### Things to do:
a. Answer these questions from the Syngenta takeover article:
(i) Which US body cleared the way for the acquisition?
(ii) What does the ChemChina offer value the company at per share?
(iii) In what month and year did Syngenta reject Monsanto's bid?
b. Transcribe part of the Syngenta takeover article. Begin at the words "Shares in Syngenta" and stop after "cash and shares.".

Shares in the Swiss agrichemical giant Syngenta soared 11%, as US regulators cleared the way for its acquisition by China National Chemical Corp.
The $43bn takeover deal has been cleared by the Committee on Foreign Investment in the United States (CFIUS).
If completed, the deal would be the biggest ever foreign acquisition by a Chinese sate-owned company.
The CFIUS has the power to block investments from overseas interests, if it perceives a security issue, and there were concerns that the body might reject Chinese state ownership of Syngenta, which does about a quarter of its business in the United States.
The deal will still have to be approved by anti-trust regulators, in the US and elsewhere, ChemChina and Syngenta said in a joint statement.
"Both companies are working closely with the regulatory agencies involved and discussions remain constructive," "The proposed transaction is expected to close by the end of the year."
Shares in Syngenta soared on the news, trading up 10.9% in afternoon deals, at 422.10 Swiss francs ($438.10), reflecting the depth of concern that there was before the CFIUS approval.
The ChemChina offer values the company at $465 (447.70 Swiss francs) a share, plus an additional dividend of 5 Swiss francs a share.
Syngenta rejected a bid from the agribusiness giant Monsanto in August 2015, worth 470 Swiss francs in cash and shares.
Syngenta shares reached as high as 428.50 Swiss francs in morning deals, but remains below the record highs touched in the spring of 2015, when Monsanto first began its pursuit of Syngenta.

[Document layout detection data]
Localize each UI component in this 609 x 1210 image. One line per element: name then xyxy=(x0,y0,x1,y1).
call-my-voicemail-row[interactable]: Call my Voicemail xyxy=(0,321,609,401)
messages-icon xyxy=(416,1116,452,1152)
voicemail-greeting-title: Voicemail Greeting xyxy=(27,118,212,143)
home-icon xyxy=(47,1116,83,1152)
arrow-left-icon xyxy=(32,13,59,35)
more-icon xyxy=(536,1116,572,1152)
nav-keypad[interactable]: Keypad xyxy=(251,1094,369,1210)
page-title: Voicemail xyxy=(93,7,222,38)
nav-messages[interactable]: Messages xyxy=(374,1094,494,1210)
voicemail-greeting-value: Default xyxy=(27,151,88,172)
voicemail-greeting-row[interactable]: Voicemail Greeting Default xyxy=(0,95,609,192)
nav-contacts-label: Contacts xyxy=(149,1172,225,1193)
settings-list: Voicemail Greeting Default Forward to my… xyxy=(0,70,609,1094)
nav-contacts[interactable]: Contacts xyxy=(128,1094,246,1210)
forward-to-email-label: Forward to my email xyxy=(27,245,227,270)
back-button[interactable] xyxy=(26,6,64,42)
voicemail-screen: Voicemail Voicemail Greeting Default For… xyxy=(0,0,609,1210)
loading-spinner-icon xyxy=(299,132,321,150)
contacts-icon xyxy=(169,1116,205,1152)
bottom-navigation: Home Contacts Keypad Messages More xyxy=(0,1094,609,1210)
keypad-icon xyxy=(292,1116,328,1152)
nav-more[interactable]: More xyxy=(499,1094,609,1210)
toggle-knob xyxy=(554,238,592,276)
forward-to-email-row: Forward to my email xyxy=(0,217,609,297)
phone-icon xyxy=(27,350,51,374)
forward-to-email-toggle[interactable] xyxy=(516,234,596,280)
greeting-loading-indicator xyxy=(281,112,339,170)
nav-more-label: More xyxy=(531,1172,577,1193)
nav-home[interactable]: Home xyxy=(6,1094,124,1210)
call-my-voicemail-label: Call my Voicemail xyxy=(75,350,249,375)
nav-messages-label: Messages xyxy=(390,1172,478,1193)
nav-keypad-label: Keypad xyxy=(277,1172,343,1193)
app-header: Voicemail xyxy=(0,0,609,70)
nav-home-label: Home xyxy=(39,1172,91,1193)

### Set of answers:
a.
(i) The Committee on Foreign Investment in the United States (CFIUS).
(ii) $465 (447.70 Swiss francs) a share, plus an additional dividend of 5 Swiss francs a share.
(iii) August 2015.

b.
Shares in Syngenta soared on the news, trading up 10.9% in afternoon deals, at 422.10 Swiss francs ($438.10), reflecting the depth of concern that there was before the CFIUS approval.
The ChemChina offer values the company at $465 (447.70 Swiss francs) a share, plus an additional dividend of 5 Swiss francs a share.
Syngenta rejected a bid from the agribusiness giant Monsanto in August 2015, worth 470 Swiss francs in cash and shares.